* **Working data**:
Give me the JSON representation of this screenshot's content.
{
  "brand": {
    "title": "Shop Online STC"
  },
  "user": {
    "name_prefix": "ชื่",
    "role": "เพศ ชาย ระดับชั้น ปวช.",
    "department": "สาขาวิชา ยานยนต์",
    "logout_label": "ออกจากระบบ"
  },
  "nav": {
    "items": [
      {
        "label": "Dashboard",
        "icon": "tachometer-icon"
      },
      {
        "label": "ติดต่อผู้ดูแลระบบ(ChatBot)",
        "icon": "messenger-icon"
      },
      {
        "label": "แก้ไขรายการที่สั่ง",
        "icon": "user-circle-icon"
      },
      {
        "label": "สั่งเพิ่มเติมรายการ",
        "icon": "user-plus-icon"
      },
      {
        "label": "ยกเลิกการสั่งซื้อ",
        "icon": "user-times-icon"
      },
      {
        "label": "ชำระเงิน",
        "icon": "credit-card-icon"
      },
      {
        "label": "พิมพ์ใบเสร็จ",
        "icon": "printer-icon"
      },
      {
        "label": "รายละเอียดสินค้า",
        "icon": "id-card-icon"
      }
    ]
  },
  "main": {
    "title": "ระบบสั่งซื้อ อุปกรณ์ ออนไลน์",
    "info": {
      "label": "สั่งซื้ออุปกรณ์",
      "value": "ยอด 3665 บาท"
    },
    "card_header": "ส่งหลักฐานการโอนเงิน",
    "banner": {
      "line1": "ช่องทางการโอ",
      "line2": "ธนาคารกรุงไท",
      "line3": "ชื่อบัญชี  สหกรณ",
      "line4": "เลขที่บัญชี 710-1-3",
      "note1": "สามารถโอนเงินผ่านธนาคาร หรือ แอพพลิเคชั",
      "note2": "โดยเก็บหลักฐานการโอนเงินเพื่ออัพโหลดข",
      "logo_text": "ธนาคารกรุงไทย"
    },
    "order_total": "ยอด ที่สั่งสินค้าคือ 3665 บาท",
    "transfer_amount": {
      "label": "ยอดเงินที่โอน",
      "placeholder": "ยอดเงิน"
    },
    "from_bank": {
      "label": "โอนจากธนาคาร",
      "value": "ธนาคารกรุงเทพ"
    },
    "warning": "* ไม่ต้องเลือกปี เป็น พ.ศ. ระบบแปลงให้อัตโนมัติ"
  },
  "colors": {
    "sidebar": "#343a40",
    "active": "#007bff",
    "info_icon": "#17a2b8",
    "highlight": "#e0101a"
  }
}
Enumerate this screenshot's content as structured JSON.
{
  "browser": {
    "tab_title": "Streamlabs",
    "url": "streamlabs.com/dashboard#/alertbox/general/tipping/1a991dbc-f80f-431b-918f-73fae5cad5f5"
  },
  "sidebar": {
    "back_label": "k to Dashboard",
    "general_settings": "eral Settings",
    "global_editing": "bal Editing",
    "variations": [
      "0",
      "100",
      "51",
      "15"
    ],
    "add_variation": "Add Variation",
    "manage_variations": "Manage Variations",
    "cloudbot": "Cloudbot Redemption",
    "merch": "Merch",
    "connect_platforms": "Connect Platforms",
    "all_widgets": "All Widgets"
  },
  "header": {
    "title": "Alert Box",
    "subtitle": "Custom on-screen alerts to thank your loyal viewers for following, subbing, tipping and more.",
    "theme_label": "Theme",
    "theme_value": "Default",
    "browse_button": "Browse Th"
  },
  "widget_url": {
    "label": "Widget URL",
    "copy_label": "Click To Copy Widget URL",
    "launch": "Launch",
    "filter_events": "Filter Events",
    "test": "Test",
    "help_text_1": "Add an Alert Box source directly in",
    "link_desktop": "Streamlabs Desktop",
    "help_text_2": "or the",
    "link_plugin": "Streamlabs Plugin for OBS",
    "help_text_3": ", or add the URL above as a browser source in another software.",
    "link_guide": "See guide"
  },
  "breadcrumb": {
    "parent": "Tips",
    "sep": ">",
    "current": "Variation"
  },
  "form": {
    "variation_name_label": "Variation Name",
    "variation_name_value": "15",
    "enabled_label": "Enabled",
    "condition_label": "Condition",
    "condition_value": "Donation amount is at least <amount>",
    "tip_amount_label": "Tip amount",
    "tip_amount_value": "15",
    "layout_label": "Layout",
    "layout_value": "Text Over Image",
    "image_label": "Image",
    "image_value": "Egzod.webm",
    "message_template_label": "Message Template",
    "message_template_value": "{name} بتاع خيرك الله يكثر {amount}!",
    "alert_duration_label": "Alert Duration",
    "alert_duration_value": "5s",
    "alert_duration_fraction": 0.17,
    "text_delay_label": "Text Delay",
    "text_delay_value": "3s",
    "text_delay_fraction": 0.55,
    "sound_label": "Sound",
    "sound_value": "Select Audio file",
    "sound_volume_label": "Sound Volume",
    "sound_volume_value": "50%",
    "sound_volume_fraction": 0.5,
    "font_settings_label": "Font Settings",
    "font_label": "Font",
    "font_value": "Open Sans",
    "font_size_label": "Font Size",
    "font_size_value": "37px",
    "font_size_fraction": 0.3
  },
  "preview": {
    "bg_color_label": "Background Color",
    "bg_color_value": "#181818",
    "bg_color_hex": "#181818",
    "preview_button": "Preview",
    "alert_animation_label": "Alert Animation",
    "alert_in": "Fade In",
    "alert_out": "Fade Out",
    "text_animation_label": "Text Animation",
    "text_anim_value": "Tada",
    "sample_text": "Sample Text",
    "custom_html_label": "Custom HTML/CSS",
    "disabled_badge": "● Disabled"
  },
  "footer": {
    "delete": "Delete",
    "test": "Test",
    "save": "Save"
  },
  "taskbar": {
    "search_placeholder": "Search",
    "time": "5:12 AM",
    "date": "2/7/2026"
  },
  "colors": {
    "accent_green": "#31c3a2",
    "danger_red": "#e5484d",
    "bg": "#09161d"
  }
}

* **Task brief**: Write out the full set of records exactly as given.

* **Solution below**:
Give me the JSON representation of this screenshot's content.
{
  "brand": {
    "title": "Shop Online STC"
  },
  "user": {
    "name_prefix": "ชื่",
    "role": "เพศ ชาย ระดับชั้น ปวช.",
    "department": "สาขาวิชา ยานยนต์",
    "logout_label": "ออกจากระบบ"
  },
  "nav": {
    "items": [
      {
        "label": "Dashboard",
        "icon": "tachometer-icon"
      },
      {
        "label": "ติดต่อผู้ดูแลระบบ(ChatBot)",
        "icon": "messenger-icon"
      },
      {
        "label": "แก้ไขรายการที่สั่ง",
        "icon": "user-circle-icon"
      },
      {
        "label": "สั่งเพิ่มเติมรายการ",
        "icon": "user-plus-icon"
      },
      {
        "label": "ยกเลิกการสั่งซื้อ",
        "icon": "user-times-icon"
      },
      {
        "label": "ชำระเงิน",
        "icon": "credit-card-icon"
      },
      {
        "label": "พิมพ์ใบเสร็จ",
        "icon": "printer-icon"
      },
      {
        "label": "รายละเอียดสินค้า",
        "icon": "id-card-icon"
      }
    ]
  },
  "main": {
    "title": "ระบบสั่งซื้อ อุปกรณ์ ออนไลน์",
    "info": {
      "label": "สั่งซื้ออุปกรณ์",
      "value": "ยอด 3665 บาท"
    },
    "card_header": "ส่งหลักฐานการโอนเงิน",
    "banner": {
      "line1": "ช่องทางการโอ",
      "line2": "ธนาคารกรุงไท",
      "line3": "ชื่อบัญชี  สหกรณ",
      "line4": "เลขที่บัญชี 710-1-3",
      "note1": "สามารถโอนเงินผ่านธนาคาร หรือ แอพพลิเคชั",
      "note2": "โดยเก็บหลักฐานการโอนเงินเพื่ออัพโหลดข",
      "logo_text": "ธนาคารกรุงไทย"
    },
    "order_total": "ยอด ที่สั่งสินค้าคือ 3665 บาท",
    "transfer_amount": {
      "label": "ยอดเงินที่โอน",
      "placeholder": "ยอดเงิน"
    },
    "from_bank": {
      "label": "โอนจากธนาคาร",
      "value": "ธนาคารกรุงเทพ"
    },
    "warning": "* ไม่ต้องเลือกปี เป็น พ.ศ. ระบบแปลงให้อัตโนมัติ"
  },
  "colors": {
    "sidebar": "#343a40",
    "active": "#007bff",
    "info_icon": "#17a2b8",
    "highlight": "#e0101a"
  }
}
Enumerate this screenshot's content as structured JSON.
{
  "browser": {
    "tab_title": "Streamlabs",
    "url": "streamlabs.com/dashboard#/alertbox/general/tipping/1a991dbc-f80f-431b-918f-73fae5cad5f5"
  },
  "sidebar": {
    "back_label": "k to Dashboard",
    "general_settings": "eral Settings",
    "global_editing": "bal Editing",
    "variations": [
      "0",
      "100",
      "51",
      "15"
    ],
    "add_variation": "Add Variation",
    "manage_variations": "Manage Variations",
    "cloudbot": "Cloudbot Redemption",
    "merch": "Merch",
    "connect_platforms": "Connect Platforms",
    "all_widgets": "All Widgets"
  },
  "header": {
    "title": "Alert Box",
    "subtitle": "Custom on-screen alerts to thank your loyal viewers for following, subbing, tipping and more.",
    "theme_label": "Theme",
    "theme_value": "Default",
    "browse_button": "Browse Th"
  },
  "widget_url": {
    "label": "Widget URL",
    "copy_label": "Click To Copy Widget URL",
    "launch": "Launch",
    "filter_events": "Filter Events",
    "test": "Test",
    "help_text_1": "Add an Alert Box source directly in",
    "link_desktop": "Streamlabs Desktop",
    "help_text_2": "or the",
    "link_plugin": "Streamlabs Plugin for OBS",
    "help_text_3": ", or add the URL above as a browser source in another software.",
    "link_guide": "See guide"
  },
  "breadcrumb": {
    "parent": "Tips",
    "sep": ">",
    "current": "Variation"
  },
  "form": {
    "variation_name_label": "Variation Name",
    "variation_name_value": "15",
    "enabled_label": "Enabled",
    "condition_label": "Condition",
    "condition_value": "Donation amount is at least <amount>",
    "tip_amount_label": "Tip amount",
    "tip_amount_value": "15",
    "layout_label": "Layout",
    "layout_value": "Text Over Image",
    "image_label": "Image",
    "image_value": "Egzod.webm",
    "message_template_label": "Message Template",
    "message_template_value": "{name} بتاع خيرك الله يكثر {amount}!",
    "alert_duration_label": "Alert Duration",
    "alert_duration_value": "5s",
    "alert_duration_fraction": 0.17,
    "text_delay_label": "Text Delay",
    "text_delay_value": "3s",
    "text_delay_fraction": 0.55,
    "sound_label": "Sound",
    "sound_value": "Select Audio file",
    "sound_volume_label": "Sound Volume",
    "sound_volume_value": "50%",
    "sound_volume_fraction": 0.5,
    "font_settings_label": "Font Settings",
    "font_label": "Font",
    "font_value": "Open Sans",
    "font_size_label": "Font Size",
    "font_size_value": "37px",
    "font_size_fraction": 0.3
  },
  "preview": {
    "bg_color_label": "Background Color",
    "bg_color_value": "#181818",
    "bg_color_hex": "#181818",
    "preview_button": "Preview",
    "alert_animation_label": "Alert Animation",
    "alert_in": "Fade In",
    "alert_out": "Fade Out",
    "text_animation_label": "Text Animation",
    "text_anim_value": "Tada",
    "sample_text": "Sample Text",
    "custom_html_label": "Custom HTML/CSS",
    "disabled_badge": "● Disabled"
  },
  "footer": {
    "delete": "Delete",
    "test": "Test",
    "save": "Save"
  },
  "taskbar": {
    "search_placeholder": "Search",
    "time": "5:12 AM",
    "date": "2/7/2026"
  },
  "colors": {
    "accent_green": "#31c3a2",
    "danger_red": "#e5484d",
    "bg": "#09161d"
  }
}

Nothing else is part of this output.